Stated task: Without including any images, reproduce each entry exactly.

Record set:
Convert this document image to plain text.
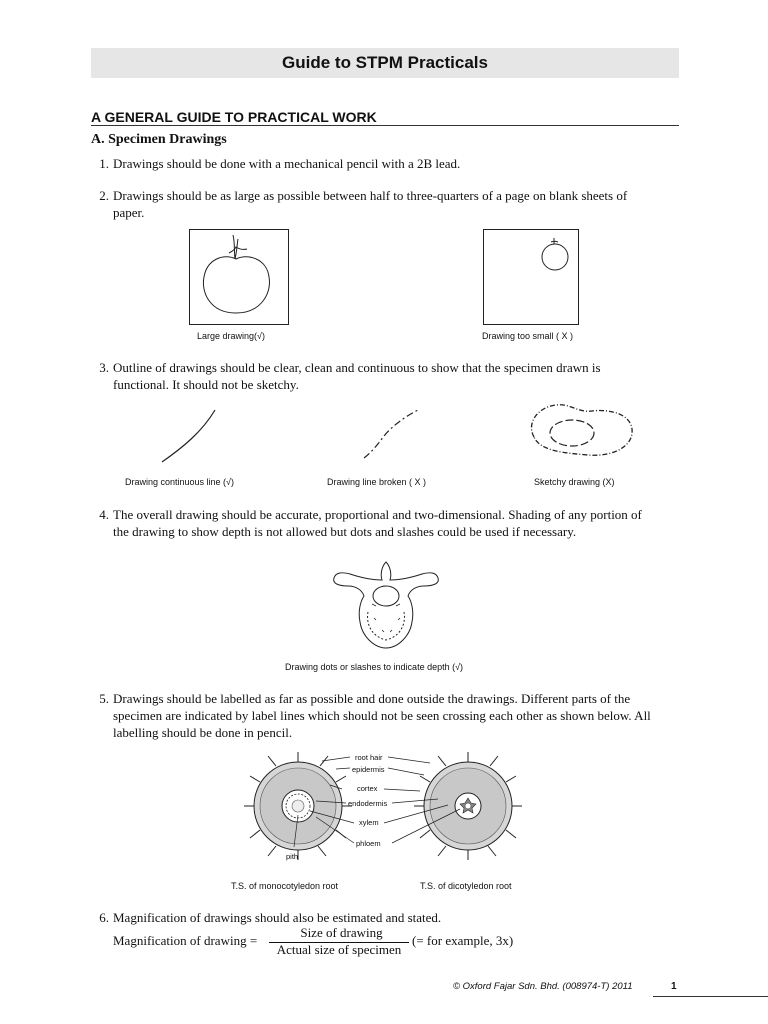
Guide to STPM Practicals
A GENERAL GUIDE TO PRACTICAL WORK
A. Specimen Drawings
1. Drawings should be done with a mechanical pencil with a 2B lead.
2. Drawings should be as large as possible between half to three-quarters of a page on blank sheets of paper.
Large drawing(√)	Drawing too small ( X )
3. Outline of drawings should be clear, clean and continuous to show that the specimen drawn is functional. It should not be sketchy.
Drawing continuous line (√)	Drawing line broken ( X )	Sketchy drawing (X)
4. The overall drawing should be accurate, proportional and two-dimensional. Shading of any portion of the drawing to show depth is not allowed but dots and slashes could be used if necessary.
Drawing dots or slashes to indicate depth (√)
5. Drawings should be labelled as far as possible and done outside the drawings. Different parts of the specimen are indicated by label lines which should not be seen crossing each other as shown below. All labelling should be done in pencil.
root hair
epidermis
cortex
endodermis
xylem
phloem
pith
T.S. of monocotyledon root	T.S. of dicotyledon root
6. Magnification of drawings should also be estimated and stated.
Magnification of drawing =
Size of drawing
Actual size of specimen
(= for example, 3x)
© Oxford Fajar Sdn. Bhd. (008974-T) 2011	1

Response for this exercise:
Convert this document image to plain text.
Guide to STPM Practicals
A GENERAL GUIDE TO PRACTICAL WORK
A. Specimen Drawings
1. Drawings should be done with a mechanical pencil with a 2B lead.
2. Drawings should be as large as possible between half to three-quarters of a page on blank sheets of paper.
Large drawing(√)	Drawing too small ( X )
3. Outline of drawings should be clear, clean and continuous to show that the specimen drawn is functional. It should not be sketchy.
Drawing continuous line (√)	Drawing line broken ( X )	Sketchy drawing (X)
4. The overall drawing should be accurate, proportional and two-dimensional. Shading of any portion of the drawing to show depth is not allowed but dots and slashes could be used if necessary.
Drawing dots or slashes to indicate depth (√)
5. Drawings should be labelled as far as possible and done outside the drawings. Different parts of the specimen are indicated by label lines which should not be seen crossing each other as shown below. All labelling should be done in pencil.
root hair
epidermis
cortex
endodermis
xylem
phloem
pith
T.S. of monocotyledon root	T.S. of dicotyledon root
6. Magnification of drawings should also be estimated and stated.
Magnification of drawing =
Size of drawing
Actual size of specimen
(= for example, 3x)
© Oxford Fajar Sdn. Bhd. (008974-T) 2011	1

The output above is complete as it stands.